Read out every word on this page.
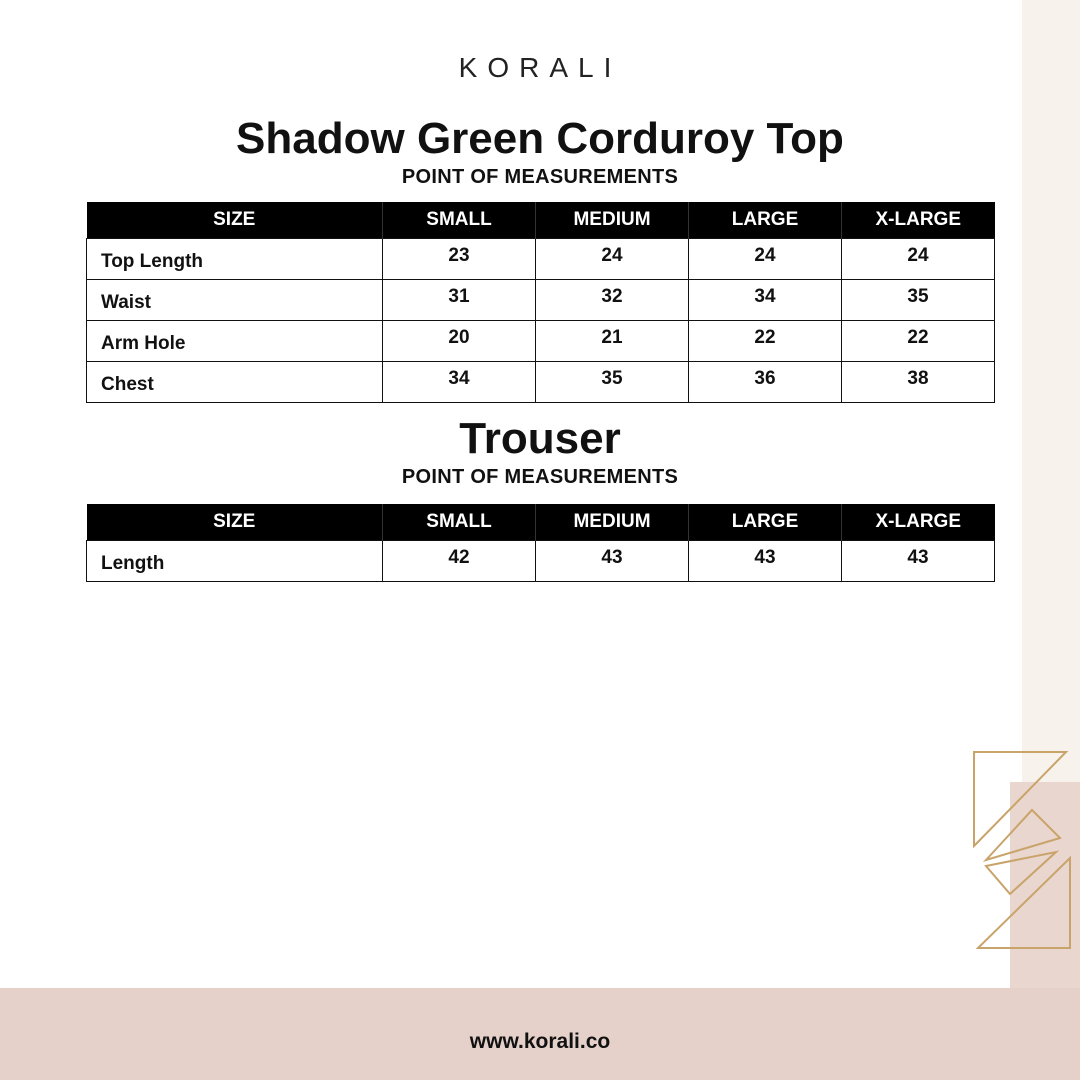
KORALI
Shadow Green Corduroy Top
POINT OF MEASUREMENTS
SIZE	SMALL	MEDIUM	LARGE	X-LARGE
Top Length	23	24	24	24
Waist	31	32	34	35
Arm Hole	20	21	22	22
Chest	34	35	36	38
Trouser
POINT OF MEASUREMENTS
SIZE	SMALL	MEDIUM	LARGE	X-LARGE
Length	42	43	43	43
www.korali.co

----------------

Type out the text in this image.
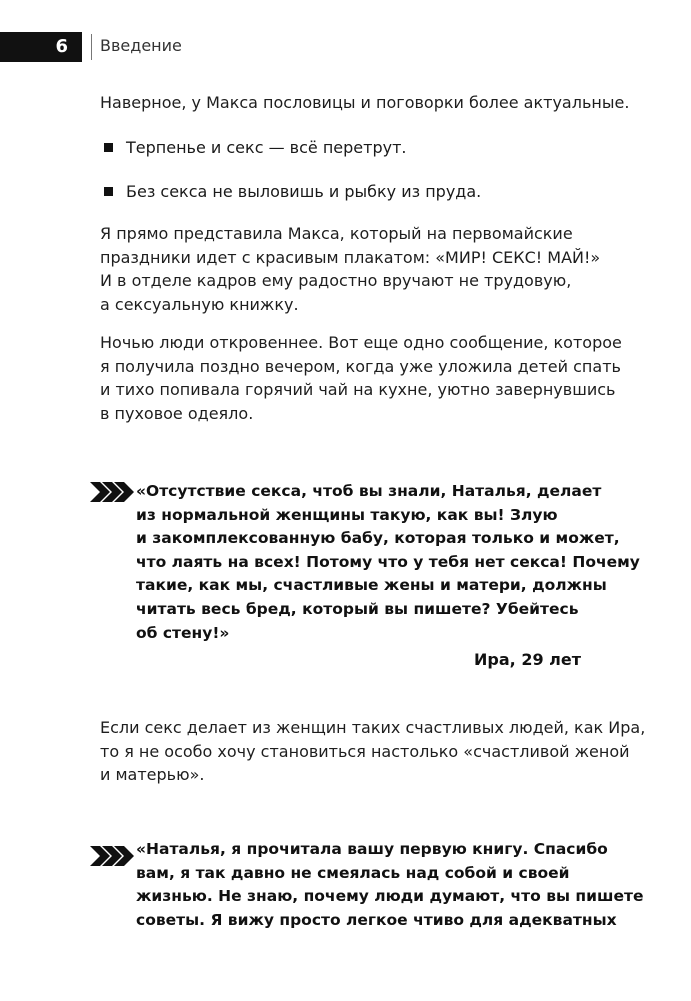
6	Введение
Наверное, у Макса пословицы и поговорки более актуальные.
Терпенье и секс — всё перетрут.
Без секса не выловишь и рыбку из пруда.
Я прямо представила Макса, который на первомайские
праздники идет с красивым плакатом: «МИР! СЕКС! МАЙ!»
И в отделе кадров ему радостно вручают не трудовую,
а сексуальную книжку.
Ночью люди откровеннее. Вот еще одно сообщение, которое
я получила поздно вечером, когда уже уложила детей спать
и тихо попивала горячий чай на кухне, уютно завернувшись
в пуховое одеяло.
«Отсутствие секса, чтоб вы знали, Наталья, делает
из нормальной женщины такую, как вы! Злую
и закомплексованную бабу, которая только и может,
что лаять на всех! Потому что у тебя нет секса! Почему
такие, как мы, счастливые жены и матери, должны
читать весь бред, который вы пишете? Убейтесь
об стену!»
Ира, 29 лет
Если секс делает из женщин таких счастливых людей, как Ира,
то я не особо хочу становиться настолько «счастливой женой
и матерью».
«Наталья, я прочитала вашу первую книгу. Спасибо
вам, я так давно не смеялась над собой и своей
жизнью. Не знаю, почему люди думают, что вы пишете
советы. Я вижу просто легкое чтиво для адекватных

----------------

# Objective
Which lines hold the word "Макса"? Return all of them from the records above.

# Solution to the problem
Наверное, у Макса пословицы и поговорки более актуальные.
Я прямо представила Макса, который на первомайские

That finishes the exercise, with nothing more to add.